GIVEN PROBLEM
Select, from the material below, each line with "JSON" in it.
##########
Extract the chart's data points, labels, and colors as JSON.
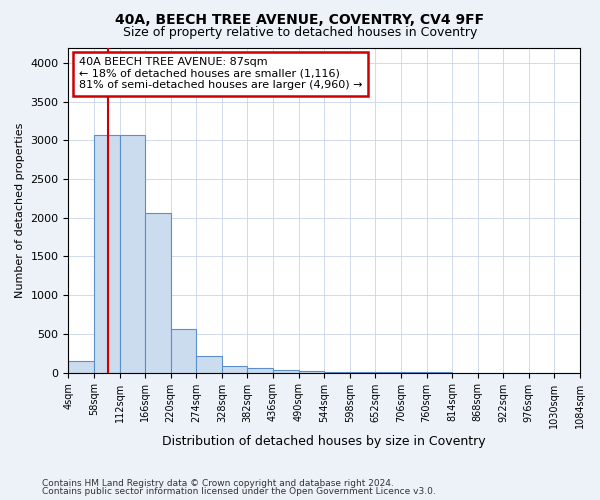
{
  "title1": "40A, BEECH TREE AVENUE, COVENTRY, CV4 9FF",
  "title2": "Size of property relative to detached houses in Coventry",
  "xlabel": "Distribution of detached houses by size in Coventry",
  "ylabel": "Number of detached properties",
  "bin_edges": [
    4,
    58,
    112,
    166,
    220,
    274,
    328,
    382,
    436,
    490,
    544,
    598,
    652,
    706,
    760,
    814,
    868,
    922,
    976,
    1030,
    1084
  ],
  "bar_heights": [
    150,
    3070,
    3070,
    2060,
    560,
    215,
    90,
    60,
    35,
    15,
    8,
    5,
    3,
    2,
    2,
    1,
    1,
    1,
    0,
    0
  ],
  "bar_facecolor": "#ccdcef",
  "bar_edgecolor": "#5b8fc9",
  "property_size": 87,
  "vline_color": "#cc0000",
  "annotation_line1": "40A BEECH TREE AVENUE: 87sqm",
  "annotation_line2": "← 18% of detached houses are smaller (1,116)",
  "annotation_line3": "81% of semi-detached houses are larger (4,960) →",
  "annotation_box_color": "#cc0000",
  "ylim": [
    0,
    4200
  ],
  "yticks": [
    0,
    500,
    1000,
    1500,
    2000,
    2500,
    3000,
    3500,
    4000
  ],
  "footer1": "Contains HM Land Registry data © Crown copyright and database right 2024.",
  "footer2": "Contains public sector information licensed under the Open Government Licence v3.0.",
  "bg_color": "#edf2f9",
  "plot_bg_color": "#ffffff",
  "grid_color": "#c8d4e8"
}
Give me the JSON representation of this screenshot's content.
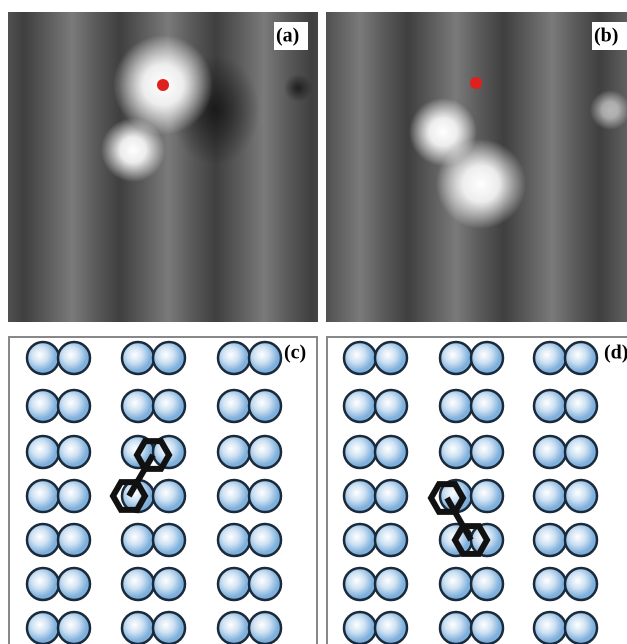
{
  "panels": [
    {
      "label": "(a)"
    },
    {
      "label": "(b)"
    },
    {
      "label": "(c)"
    },
    {
      "label": "(d)"
    }
  ]
}
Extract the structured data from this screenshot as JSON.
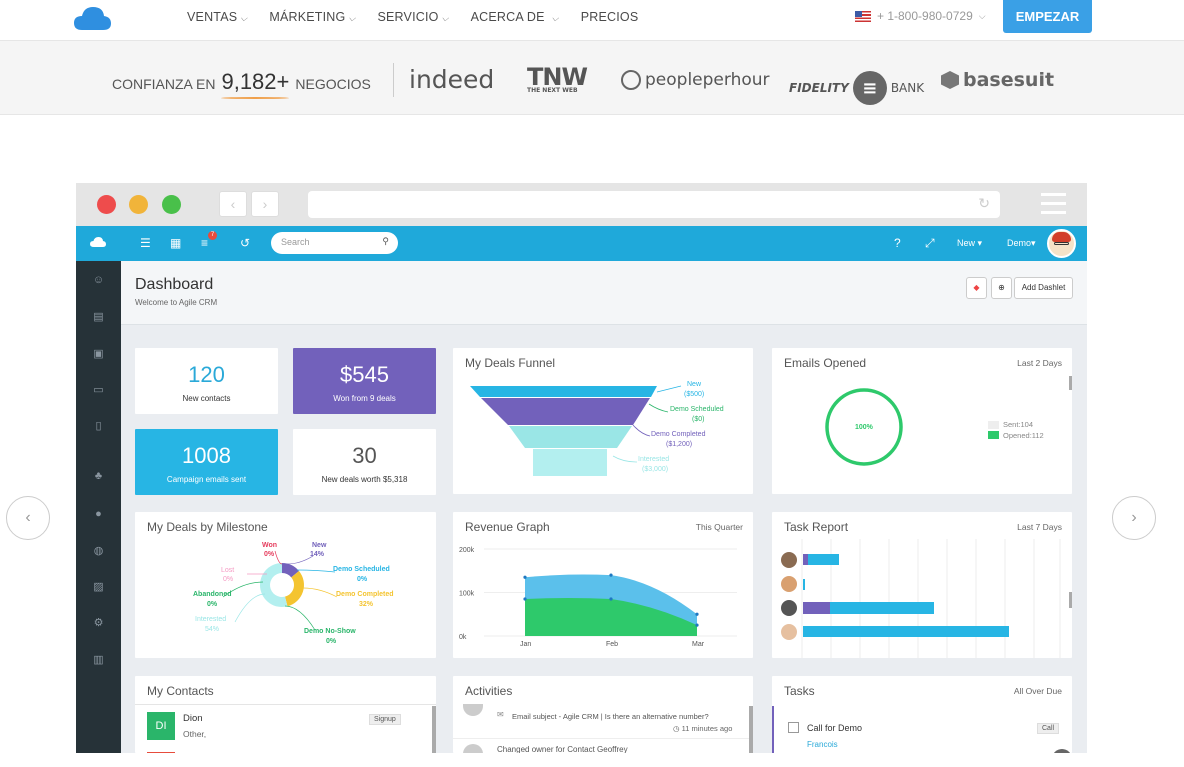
{
  "nav": {
    "items": [
      "VENTAS",
      "MÁRKETING",
      "SERVICIO",
      "ACERCA DE",
      "PRECIOS"
    ],
    "phone": "+ 1-800-980-0729",
    "cta": "EMPEZAR"
  },
  "trust": {
    "prefix": "CONFIANZA EN",
    "count": "9,182+",
    "suffix": "NEGOCIOS",
    "brands": [
      "indeed",
      "TNW",
      "THE NEXT WEB",
      "peopleperhour",
      "FIDELITY",
      "BANK",
      "basesuit"
    ]
  },
  "app": {
    "search_placeholder": "Search",
    "badge": "7",
    "new_label": "New",
    "demo_label": "Demo",
    "dashboard_title": "Dashboard",
    "dashboard_sub": "Welcome to Agile CRM",
    "add_dashlet": "Add Dashlet",
    "stats": [
      {
        "value": "120",
        "label": "New contacts"
      },
      {
        "value": "$545",
        "label": "Won from 9 deals"
      },
      {
        "value": "1008",
        "label": "Campaign emails sent"
      },
      {
        "value": "30",
        "label": "New deals worth $5,318"
      }
    ],
    "funnel": {
      "title": "My Deals Funnel",
      "labels": [
        "New",
        "($500)",
        "Demo Scheduled",
        "($0)",
        "Demo Completed",
        "($1,200)",
        "Interested",
        "($3,000)"
      ]
    },
    "emails": {
      "title": "Emails Opened",
      "range": "Last 2 Days",
      "percent": "100%",
      "sent": "Sent:104",
      "opened": "Opened:112"
    },
    "milestone": {
      "title": "My Deals by Milestone",
      "labels": [
        {
          "name": "Won",
          "pct": "0%"
        },
        {
          "name": "New",
          "pct": "14%"
        },
        {
          "name": "Lost",
          "pct": "0%"
        },
        {
          "name": "Demo Scheduled",
          "pct": "0%"
        },
        {
          "name": "Abandoned",
          "pct": "0%"
        },
        {
          "name": "Demo Completed",
          "pct": "32%"
        },
        {
          "name": "Interested",
          "pct": "54%"
        },
        {
          "name": "Demo No-Show",
          "pct": "0%"
        }
      ]
    },
    "revenue": {
      "title": "Revenue Graph",
      "range": "This Quarter",
      "y_ticks": [
        "200k",
        "100k",
        "0k"
      ],
      "x_ticks": [
        "Jan",
        "Feb",
        "Mar"
      ]
    },
    "tasks_report": {
      "title": "Task Report",
      "range": "Last 7 Days"
    },
    "contacts": {
      "title": "My Contacts",
      "name": "Dion",
      "sub": "Other,",
      "initials": "DI",
      "tag": "Signup"
    },
    "activities": {
      "title": "Activities",
      "line1": "Email subject - Agile CRM | Is there an alternative number?",
      "time1": "11 minutes ago",
      "line2": "Changed owner for Contact Geoffrey"
    },
    "tasks": {
      "title": "Tasks",
      "range": "All Over Due",
      "task": "Call for Demo",
      "who": "Francois",
      "tag": "Call"
    }
  },
  "chart_data": [
    {
      "type": "area",
      "title": "Revenue Graph",
      "categories": [
        "Jan",
        "Feb",
        "Mar"
      ],
      "series": [],
      "values_top": [
        135000,
        140000,
        50000
      ],
      "values_bottom": [
        85000,
        85000,
        25000
      ],
      "ylim": [
        0,
        200000
      ]
    },
    {
      "type": "pie",
      "title": "My Deals by Milestone",
      "categories": [
        "Won",
        "New",
        "Lost",
        "Demo Scheduled",
        "Abandoned",
        "Demo Completed",
        "Interested",
        "Demo No-Show"
      ],
      "values": [
        0,
        14,
        0,
        0,
        0,
        32,
        54,
        0
      ]
    }
  ]
}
##########
EXERCISE RESULT
Extract the chart's data points, labels, and colors as JSON.
Give me the JSON representation of this screenshot's content.
Extract the structured data from this screenshot as JSON.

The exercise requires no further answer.